━━━ DATA SHOWN ━━━
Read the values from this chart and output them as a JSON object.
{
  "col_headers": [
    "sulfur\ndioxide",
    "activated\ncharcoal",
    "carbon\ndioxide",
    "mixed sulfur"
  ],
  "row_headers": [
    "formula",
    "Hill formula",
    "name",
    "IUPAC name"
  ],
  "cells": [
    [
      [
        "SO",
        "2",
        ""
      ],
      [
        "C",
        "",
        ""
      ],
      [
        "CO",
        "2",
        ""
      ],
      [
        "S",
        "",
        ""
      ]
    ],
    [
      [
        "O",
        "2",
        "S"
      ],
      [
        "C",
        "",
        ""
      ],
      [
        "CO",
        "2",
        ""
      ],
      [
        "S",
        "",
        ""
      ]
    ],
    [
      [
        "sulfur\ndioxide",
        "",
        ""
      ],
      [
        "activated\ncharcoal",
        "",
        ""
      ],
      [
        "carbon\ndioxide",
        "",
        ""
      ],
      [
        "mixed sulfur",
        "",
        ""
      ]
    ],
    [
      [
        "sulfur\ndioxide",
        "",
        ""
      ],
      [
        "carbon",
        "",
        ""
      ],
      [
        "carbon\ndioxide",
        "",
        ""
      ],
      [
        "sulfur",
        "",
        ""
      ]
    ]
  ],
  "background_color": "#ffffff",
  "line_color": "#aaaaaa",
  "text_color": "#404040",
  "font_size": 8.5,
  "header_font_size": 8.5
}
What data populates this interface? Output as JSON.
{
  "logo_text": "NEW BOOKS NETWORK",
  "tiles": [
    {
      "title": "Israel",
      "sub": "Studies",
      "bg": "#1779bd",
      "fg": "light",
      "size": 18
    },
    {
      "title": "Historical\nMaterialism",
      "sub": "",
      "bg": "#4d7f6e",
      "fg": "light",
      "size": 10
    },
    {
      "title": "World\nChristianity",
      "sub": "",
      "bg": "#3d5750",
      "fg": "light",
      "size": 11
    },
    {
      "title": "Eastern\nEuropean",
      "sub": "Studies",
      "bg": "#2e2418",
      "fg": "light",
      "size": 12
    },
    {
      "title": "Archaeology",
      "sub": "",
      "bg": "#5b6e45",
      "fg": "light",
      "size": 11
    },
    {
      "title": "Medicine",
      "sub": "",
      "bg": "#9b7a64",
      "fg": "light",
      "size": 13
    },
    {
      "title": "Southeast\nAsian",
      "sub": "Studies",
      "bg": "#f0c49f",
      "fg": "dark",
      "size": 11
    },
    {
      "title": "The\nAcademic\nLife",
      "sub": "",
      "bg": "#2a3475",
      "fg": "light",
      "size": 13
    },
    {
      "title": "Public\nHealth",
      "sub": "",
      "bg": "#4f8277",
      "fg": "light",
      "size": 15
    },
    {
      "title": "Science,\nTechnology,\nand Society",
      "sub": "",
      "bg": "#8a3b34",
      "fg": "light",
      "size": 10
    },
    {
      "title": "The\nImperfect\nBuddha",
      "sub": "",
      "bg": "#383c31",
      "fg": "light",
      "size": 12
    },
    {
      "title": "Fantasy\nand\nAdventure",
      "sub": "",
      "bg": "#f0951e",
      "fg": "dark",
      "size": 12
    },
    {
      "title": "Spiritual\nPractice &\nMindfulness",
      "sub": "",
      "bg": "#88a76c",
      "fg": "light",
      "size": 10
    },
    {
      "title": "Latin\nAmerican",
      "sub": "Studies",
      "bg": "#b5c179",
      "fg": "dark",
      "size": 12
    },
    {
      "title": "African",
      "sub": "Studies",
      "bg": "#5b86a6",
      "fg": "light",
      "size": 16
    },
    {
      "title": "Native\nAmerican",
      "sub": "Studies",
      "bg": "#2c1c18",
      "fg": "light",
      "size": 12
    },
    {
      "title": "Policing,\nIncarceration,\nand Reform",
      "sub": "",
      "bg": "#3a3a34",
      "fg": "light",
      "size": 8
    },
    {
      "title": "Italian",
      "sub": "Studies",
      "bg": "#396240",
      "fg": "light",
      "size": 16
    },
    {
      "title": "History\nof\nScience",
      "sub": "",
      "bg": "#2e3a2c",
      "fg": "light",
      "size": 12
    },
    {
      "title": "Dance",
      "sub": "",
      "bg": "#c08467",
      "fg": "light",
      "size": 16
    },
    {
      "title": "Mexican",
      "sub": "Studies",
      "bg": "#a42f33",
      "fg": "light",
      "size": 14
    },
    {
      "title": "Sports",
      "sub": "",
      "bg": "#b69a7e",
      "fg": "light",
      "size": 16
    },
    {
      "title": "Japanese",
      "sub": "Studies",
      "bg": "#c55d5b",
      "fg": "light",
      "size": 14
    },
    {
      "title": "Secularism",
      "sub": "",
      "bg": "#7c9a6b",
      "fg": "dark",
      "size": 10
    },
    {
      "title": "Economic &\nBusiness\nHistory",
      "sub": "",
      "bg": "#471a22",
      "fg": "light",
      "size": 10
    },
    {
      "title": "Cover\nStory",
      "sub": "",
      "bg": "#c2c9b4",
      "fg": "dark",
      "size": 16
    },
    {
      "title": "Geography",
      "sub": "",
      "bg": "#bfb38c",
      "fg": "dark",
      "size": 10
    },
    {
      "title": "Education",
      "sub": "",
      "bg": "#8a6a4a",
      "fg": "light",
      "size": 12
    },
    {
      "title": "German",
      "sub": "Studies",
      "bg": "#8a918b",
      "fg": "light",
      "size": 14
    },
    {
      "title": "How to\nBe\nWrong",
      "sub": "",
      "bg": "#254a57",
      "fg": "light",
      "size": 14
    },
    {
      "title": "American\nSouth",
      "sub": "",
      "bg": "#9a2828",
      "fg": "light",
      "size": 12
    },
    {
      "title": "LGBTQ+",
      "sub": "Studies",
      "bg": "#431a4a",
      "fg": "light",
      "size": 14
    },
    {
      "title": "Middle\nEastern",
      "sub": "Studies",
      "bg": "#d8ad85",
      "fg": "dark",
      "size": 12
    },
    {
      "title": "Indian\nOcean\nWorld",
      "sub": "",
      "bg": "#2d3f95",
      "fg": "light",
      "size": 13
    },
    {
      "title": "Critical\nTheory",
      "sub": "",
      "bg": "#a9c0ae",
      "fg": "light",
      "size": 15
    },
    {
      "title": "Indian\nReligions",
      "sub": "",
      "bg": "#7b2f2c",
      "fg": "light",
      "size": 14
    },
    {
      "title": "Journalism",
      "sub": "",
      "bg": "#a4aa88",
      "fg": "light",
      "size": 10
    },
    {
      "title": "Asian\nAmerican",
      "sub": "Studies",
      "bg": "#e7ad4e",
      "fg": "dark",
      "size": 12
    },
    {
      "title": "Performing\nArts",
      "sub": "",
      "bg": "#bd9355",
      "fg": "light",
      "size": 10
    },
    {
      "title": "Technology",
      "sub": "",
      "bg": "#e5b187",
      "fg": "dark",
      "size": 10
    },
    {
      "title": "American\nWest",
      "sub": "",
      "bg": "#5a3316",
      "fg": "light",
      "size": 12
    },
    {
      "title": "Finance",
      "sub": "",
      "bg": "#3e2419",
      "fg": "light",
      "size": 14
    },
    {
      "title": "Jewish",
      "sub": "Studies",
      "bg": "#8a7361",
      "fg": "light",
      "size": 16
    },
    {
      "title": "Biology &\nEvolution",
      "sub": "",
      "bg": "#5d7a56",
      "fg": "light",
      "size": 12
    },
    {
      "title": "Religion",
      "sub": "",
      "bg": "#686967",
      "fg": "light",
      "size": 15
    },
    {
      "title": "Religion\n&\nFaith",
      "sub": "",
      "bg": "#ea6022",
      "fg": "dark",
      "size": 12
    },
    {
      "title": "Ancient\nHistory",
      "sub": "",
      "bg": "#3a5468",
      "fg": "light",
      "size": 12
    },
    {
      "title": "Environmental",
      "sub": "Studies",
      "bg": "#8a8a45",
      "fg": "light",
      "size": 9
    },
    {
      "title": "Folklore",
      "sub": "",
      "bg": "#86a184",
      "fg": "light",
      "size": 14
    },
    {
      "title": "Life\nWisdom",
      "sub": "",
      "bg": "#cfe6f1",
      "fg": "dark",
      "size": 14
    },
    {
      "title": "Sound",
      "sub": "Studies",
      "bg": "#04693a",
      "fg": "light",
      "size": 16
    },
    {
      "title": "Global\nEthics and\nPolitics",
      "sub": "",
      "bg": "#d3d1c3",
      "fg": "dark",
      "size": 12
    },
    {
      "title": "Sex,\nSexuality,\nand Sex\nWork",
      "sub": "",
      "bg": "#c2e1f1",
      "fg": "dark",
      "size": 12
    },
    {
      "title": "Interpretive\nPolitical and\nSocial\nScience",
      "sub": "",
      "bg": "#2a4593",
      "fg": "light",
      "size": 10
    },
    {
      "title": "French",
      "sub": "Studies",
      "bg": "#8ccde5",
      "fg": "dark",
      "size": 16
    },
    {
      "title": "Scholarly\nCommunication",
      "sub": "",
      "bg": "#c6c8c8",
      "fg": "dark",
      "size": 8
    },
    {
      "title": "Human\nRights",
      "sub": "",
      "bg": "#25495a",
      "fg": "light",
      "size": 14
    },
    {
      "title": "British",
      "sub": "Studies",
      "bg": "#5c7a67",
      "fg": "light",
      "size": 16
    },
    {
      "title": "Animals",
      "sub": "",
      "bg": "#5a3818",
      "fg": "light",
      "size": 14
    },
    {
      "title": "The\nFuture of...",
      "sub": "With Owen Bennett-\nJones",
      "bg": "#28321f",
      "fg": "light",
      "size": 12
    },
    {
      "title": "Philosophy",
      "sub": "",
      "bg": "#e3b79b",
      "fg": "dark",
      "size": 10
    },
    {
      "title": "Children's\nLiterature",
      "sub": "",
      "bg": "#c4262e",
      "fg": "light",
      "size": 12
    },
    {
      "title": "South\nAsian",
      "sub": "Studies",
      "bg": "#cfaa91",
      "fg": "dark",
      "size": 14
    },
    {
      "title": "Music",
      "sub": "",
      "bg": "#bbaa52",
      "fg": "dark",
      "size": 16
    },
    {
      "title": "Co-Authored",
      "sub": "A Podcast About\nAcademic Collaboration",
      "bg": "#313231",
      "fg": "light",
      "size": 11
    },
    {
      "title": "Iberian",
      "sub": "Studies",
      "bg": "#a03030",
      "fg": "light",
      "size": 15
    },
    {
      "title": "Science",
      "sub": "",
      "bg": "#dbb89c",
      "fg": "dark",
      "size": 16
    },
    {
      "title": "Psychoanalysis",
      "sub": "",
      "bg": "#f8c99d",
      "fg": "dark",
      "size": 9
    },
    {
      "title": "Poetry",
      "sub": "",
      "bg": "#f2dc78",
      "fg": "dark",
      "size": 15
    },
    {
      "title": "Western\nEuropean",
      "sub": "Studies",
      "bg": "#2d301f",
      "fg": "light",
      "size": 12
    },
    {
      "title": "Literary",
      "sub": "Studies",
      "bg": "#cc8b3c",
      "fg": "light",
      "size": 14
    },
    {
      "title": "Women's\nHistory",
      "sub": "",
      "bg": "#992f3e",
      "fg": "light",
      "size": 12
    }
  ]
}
━━━
- _SHORT PROBLEM_
Every line of the listing that holds "nAcademic" should be found and copied.

- _EXERCISE SOLUTION_
      "title": "The\nAcademic\nLife",
      "sub": "A Podcast About\nAcademic Collaboration",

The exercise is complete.